*Set exercise:* Do any lines in the data below contain "this"? If so, copy every one of them.
— START Given entries —
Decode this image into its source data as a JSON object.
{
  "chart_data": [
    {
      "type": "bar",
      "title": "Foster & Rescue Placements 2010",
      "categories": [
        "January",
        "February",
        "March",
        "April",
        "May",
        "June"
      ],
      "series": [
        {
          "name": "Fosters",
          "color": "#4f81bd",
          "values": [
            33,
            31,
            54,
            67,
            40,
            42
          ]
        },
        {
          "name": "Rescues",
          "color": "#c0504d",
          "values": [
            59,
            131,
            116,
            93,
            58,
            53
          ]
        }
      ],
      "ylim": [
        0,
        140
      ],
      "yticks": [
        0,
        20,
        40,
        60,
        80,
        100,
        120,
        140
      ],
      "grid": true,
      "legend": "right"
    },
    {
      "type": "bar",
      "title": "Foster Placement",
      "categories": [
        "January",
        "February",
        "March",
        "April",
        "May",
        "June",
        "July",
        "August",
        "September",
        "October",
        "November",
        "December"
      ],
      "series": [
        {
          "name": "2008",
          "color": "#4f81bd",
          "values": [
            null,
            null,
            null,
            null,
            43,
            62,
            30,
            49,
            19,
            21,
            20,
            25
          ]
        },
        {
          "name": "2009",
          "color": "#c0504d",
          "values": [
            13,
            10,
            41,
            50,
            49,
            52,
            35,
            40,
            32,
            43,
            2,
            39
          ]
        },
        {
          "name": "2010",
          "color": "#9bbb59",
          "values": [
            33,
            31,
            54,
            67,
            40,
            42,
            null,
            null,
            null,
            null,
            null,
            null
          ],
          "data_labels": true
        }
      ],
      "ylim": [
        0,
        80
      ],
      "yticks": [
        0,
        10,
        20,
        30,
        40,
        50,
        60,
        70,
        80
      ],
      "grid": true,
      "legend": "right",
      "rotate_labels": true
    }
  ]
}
— END Given entries —
— START Given entries —
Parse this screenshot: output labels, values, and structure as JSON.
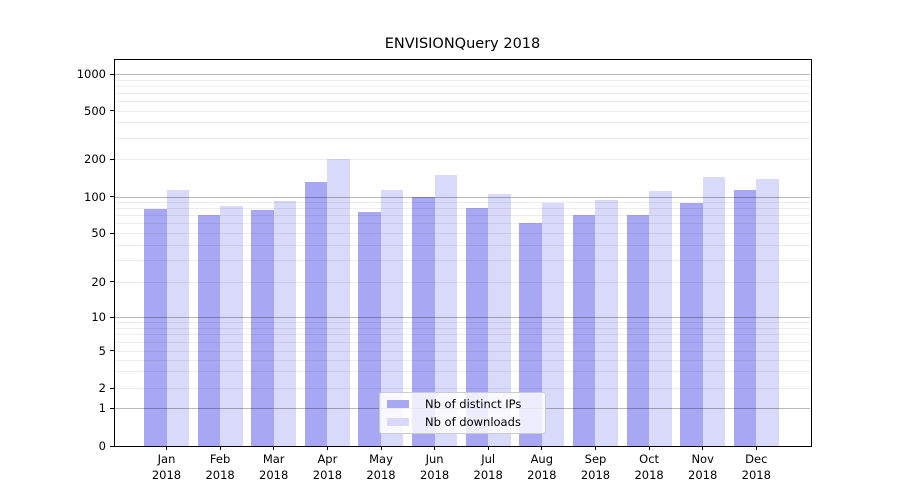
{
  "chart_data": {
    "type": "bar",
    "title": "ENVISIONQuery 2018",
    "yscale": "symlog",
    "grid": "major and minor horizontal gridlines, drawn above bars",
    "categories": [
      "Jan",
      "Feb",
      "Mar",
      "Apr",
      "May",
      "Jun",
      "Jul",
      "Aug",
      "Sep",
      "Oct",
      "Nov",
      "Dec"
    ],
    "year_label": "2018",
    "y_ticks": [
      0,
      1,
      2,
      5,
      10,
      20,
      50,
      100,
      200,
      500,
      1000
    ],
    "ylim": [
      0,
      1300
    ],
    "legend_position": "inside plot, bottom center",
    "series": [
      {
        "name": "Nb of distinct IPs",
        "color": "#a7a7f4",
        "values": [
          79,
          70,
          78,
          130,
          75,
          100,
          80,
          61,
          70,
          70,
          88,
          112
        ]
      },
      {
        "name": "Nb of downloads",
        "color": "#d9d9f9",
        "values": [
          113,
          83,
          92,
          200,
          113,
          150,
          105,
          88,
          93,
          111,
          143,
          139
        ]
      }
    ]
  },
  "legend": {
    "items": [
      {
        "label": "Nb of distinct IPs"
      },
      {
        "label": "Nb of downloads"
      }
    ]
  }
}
— END Given entries —
*Solution to the problem:*
Decode this image into its source data as a JSON object.
Parse this screenshot: output labels, values, and structure as JSON.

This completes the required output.